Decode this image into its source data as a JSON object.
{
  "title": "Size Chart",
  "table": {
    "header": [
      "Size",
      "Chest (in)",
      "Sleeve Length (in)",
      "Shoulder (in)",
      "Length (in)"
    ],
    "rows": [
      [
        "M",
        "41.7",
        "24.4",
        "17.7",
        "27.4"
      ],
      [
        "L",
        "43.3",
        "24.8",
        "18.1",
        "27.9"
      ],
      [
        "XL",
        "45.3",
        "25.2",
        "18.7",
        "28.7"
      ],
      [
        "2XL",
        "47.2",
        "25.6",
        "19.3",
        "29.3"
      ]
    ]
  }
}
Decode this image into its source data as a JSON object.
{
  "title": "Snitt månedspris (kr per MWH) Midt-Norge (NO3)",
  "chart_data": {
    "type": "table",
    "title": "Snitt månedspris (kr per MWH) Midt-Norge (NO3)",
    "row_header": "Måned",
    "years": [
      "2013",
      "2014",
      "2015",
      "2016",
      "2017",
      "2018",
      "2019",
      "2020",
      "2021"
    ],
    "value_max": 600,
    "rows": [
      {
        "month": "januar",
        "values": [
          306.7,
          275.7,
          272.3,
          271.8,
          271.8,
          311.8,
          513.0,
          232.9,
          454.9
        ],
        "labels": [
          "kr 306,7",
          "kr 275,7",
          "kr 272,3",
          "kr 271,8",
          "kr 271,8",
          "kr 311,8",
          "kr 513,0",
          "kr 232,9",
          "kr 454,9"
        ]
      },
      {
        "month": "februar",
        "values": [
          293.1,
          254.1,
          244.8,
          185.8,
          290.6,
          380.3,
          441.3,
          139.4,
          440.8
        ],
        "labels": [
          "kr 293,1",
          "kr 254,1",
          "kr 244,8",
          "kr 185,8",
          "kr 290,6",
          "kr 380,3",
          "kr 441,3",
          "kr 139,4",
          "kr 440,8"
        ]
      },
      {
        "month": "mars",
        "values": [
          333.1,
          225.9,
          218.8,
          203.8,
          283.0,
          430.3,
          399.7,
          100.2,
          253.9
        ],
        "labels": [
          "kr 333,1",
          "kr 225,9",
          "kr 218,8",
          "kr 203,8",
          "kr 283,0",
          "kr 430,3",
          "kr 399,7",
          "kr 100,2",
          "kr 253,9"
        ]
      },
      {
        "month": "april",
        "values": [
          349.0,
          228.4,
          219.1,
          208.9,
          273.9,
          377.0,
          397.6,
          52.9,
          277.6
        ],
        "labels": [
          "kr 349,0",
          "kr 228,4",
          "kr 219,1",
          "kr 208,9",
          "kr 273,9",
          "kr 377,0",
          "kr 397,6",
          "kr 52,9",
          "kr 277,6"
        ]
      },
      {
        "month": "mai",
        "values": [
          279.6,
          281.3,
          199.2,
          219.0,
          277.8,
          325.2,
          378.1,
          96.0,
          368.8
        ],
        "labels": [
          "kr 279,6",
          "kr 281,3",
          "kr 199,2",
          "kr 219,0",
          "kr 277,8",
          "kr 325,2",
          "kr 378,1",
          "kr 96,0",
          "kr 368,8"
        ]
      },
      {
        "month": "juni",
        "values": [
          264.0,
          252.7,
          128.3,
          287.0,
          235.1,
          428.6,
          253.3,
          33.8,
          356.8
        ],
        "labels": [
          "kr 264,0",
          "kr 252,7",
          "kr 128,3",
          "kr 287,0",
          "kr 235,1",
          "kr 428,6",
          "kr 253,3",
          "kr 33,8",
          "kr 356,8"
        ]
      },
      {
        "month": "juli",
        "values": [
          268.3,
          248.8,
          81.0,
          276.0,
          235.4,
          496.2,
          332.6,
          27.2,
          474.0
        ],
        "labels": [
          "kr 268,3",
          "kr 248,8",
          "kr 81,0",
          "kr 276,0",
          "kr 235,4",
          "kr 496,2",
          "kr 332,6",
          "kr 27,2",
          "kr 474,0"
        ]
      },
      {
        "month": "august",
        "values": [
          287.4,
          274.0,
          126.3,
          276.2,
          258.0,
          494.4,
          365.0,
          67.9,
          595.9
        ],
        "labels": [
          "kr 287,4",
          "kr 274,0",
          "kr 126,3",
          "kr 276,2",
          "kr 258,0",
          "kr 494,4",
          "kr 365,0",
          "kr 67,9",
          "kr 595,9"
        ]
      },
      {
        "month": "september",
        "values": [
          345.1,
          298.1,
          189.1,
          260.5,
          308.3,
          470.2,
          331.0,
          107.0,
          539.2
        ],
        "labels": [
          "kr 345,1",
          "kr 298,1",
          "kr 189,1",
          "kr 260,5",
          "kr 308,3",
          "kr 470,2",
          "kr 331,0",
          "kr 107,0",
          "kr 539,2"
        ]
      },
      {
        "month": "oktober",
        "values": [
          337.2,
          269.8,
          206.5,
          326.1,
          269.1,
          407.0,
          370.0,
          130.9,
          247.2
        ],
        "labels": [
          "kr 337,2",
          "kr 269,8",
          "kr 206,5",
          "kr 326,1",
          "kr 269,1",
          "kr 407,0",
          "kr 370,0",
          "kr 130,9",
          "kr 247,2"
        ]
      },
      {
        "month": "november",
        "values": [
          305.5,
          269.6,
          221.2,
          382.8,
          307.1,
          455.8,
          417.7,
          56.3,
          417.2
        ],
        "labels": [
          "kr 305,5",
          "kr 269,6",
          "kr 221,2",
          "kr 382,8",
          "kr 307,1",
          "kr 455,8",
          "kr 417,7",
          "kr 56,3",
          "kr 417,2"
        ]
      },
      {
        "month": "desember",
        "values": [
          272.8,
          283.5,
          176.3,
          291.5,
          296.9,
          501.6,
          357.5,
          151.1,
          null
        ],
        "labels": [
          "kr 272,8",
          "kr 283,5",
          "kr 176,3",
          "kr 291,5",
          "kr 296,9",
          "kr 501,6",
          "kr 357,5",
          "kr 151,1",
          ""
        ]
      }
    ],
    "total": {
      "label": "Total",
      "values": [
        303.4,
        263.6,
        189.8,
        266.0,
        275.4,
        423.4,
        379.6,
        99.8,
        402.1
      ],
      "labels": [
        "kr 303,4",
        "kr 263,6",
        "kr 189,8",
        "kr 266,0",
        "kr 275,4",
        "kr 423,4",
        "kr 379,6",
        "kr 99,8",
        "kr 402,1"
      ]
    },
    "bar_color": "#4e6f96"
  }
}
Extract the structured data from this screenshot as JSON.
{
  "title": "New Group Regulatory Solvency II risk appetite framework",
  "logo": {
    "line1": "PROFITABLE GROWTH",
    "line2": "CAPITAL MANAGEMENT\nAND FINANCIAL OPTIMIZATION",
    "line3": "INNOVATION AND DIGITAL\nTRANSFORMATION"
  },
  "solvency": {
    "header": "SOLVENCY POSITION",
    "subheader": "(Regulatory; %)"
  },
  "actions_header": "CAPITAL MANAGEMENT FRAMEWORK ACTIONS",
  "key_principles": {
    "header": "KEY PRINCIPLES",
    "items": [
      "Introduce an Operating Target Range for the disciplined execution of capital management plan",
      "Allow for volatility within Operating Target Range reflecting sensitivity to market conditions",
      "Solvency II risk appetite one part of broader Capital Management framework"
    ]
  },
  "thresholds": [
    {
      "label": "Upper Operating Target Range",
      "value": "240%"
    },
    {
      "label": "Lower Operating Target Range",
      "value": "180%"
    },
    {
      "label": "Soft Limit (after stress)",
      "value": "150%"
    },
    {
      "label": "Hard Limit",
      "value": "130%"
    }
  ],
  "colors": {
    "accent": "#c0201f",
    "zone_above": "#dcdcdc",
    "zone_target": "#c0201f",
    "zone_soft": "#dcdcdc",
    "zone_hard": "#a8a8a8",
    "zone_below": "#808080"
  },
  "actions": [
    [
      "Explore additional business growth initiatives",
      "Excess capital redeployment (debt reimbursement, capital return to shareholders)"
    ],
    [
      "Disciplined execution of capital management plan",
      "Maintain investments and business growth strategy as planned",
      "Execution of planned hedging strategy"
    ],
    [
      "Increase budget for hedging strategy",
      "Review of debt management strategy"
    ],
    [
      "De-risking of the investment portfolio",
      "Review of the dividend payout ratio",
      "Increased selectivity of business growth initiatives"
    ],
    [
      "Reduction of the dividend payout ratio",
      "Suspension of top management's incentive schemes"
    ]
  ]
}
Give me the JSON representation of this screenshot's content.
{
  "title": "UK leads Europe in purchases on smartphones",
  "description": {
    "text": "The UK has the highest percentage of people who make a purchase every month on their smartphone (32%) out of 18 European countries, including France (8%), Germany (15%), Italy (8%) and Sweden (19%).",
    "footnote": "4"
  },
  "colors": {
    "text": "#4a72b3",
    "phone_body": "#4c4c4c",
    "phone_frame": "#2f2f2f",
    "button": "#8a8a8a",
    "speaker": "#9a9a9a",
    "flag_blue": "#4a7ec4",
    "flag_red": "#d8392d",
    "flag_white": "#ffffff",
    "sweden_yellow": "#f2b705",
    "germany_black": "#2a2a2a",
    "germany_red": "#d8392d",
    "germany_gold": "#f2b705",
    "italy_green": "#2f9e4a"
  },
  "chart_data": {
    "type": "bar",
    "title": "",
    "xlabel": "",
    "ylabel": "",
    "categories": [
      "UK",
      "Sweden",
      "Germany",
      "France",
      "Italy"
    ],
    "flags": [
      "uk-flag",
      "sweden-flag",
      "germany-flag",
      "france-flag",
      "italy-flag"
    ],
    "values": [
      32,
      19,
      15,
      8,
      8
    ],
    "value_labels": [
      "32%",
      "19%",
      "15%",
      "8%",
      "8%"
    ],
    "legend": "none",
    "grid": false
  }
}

### Requirements
Identify all lines where the word "planned" shows up. Copy them.

### Exercise result
      "Maintain investments and business growth strategy as planned",
      "Execution of planned hedging strategy"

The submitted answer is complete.